• _EXERCISE TASK_:
Every line below is to be quoted exactly, with nothing added or dropped.
· · · · ·
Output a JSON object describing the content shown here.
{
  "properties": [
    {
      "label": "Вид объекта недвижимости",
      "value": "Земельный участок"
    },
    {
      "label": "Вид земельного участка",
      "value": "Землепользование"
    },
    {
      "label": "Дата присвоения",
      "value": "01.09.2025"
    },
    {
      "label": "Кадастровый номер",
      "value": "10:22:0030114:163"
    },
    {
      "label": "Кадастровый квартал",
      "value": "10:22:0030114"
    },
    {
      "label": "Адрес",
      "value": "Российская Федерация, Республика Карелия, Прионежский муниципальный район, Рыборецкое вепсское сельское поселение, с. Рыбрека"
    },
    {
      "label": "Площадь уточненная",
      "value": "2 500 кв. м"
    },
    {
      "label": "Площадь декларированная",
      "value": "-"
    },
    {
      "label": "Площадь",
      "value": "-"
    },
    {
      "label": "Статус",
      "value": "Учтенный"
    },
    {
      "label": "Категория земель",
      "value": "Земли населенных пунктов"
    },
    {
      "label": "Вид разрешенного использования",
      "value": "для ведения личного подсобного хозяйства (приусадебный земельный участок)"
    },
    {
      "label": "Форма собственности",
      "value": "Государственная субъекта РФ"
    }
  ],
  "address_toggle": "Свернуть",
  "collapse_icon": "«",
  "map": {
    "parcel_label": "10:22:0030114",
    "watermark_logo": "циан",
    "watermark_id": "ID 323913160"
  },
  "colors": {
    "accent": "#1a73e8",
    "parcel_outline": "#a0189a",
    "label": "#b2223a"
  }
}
· · · · ·
• _SOLUTION TO THE EXERCISE_:
Output a JSON object describing the content shown here.
{
  "properties": [
    {
      "label": "Вид объекта недвижимости",
      "value": "Земельный участок"
    },
    {
      "label": "Вид земельного участка",
      "value": "Землепользование"
    },
    {
      "label": "Дата присвоения",
      "value": "01.09.2025"
    },
    {
      "label": "Кадастровый номер",
      "value": "10:22:0030114:163"
    },
    {
      "label": "Кадастровый квартал",
      "value": "10:22:0030114"
    },
    {
      "label": "Адрес",
      "value": "Российская Федерация, Республика Карелия, Прионежский муниципальный район, Рыборецкое вепсское сельское поселение, с. Рыбрека"
    },
    {
      "label": "Площадь уточненная",
      "value": "2 500 кв. м"
    },
    {
      "label": "Площадь декларированная",
      "value": "-"
    },
    {
      "label": "Площадь",
      "value": "-"
    },
    {
      "label": "Статус",
      "value": "Учтенный"
    },
    {
      "label": "Категория земель",
      "value": "Земли населенных пунктов"
    },
    {
      "label": "Вид разрешенного использования",
      "value": "для ведения личного подсобного хозяйства (приусадебный земельный участок)"
    },
    {
      "label": "Форма собственности",
      "value": "Государственная субъекта РФ"
    }
  ],
  "address_toggle": "Свернуть",
  "collapse_icon": "«",
  "map": {
    "parcel_label": "10:22:0030114",
    "watermark_logo": "циан",
    "watermark_id": "ID 323913160"
  },
  "colors": {
    "accent": "#1a73e8",
    "parcel_outline": "#a0189a",
    "label": "#b2223a"
  }
}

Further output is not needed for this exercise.